____ Listing
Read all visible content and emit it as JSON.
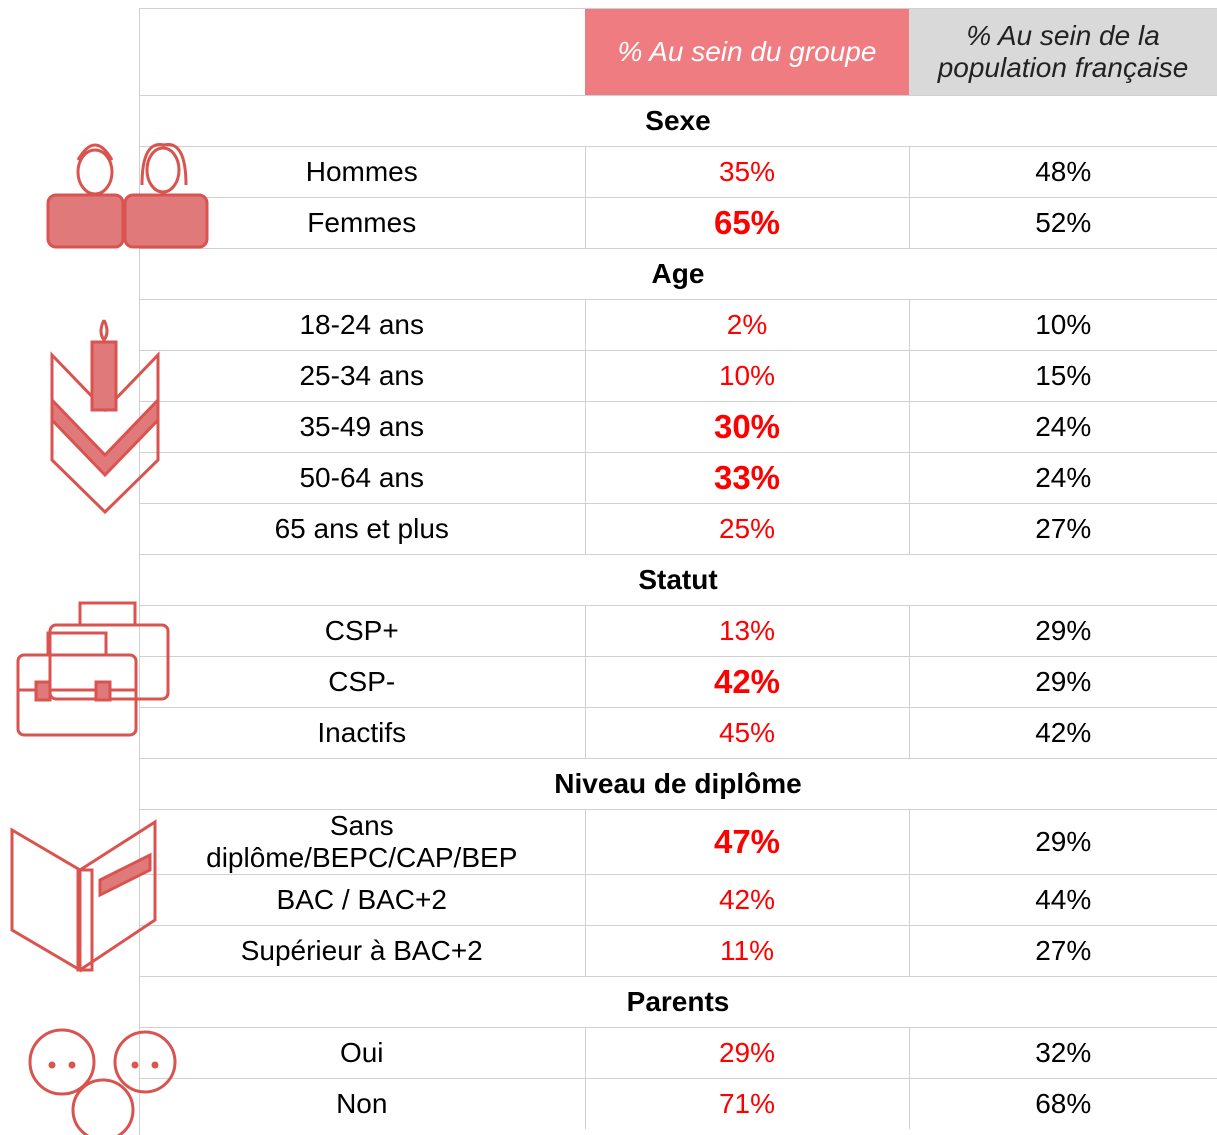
{
  "header": {
    "columns": [
      "% Au sein du groupe",
      "% Au sein de la population française"
    ]
  },
  "sections": [
    {
      "title": "Sexe",
      "rows": [
        {
          "label": "Hommes",
          "group": "35%",
          "population": "48%"
        },
        {
          "label": "Femmes",
          "group": "65%",
          "population": "52%",
          "bold": true
        }
      ]
    },
    {
      "title": "Age",
      "rows": [
        {
          "label": "18-24 ans",
          "group": "2%",
          "population": "10%"
        },
        {
          "label": "25-34 ans",
          "group": "10%",
          "population": "15%"
        },
        {
          "label": "35-49 ans",
          "group": "30%",
          "population": "24%",
          "bold": true
        },
        {
          "label": "50-64 ans",
          "group": "33%",
          "population": "24%",
          "bold": true
        },
        {
          "label": "65 ans et plus",
          "group": "25%",
          "population": "27%"
        }
      ]
    },
    {
      "title": "Statut",
      "rows": [
        {
          "label": "CSP+",
          "group": "13%",
          "population": "29%"
        },
        {
          "label": "CSP-",
          "group": "42%",
          "population": "29%",
          "bold": true
        },
        {
          "label": "Inactifs",
          "group": "45%",
          "population": "42%"
        }
      ]
    },
    {
      "title": "Niveau de diplôme",
      "rows": [
        {
          "label": "Sans diplôme/BEPC/CAP/BEP",
          "group": "47%",
          "population": "29%",
          "bold": true
        },
        {
          "label": "BAC / BAC+2",
          "group": "42%",
          "population": "44%"
        },
        {
          "label": "Supérieur à BAC+2",
          "group": "11%",
          "population": "27%"
        }
      ]
    },
    {
      "title": "Parents",
      "rows": [
        {
          "label": "Oui",
          "group": "29%",
          "population": "32%"
        },
        {
          "label": "Non",
          "group": "71%",
          "population": "68%"
        }
      ]
    }
  ]
}
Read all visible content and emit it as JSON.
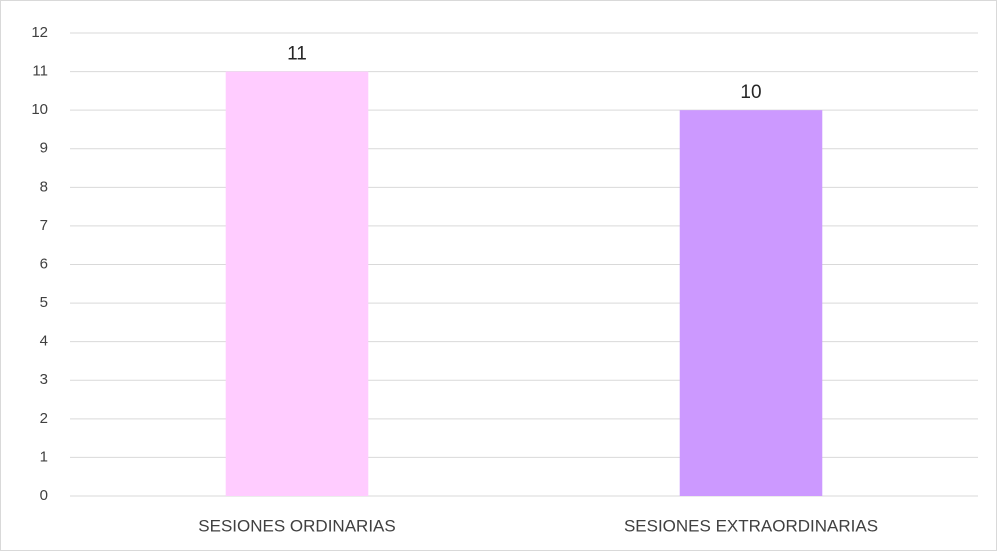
{
  "chart_data": {
    "type": "bar",
    "categories": [
      "SESIONES ORDINARIAS",
      "SESIONES EXTRAORDINARIAS"
    ],
    "values": [
      11,
      10
    ],
    "colors": [
      "#ffccff",
      "#cc99ff"
    ],
    "ylim": [
      0,
      12
    ],
    "yticks": [
      0,
      1,
      2,
      3,
      4,
      5,
      6,
      7,
      8,
      9,
      10,
      11,
      12
    ],
    "grid": true
  }
}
________
Examine the listing and say how many of its lines contain the string "sein". Give the number alone.

## Full output:
2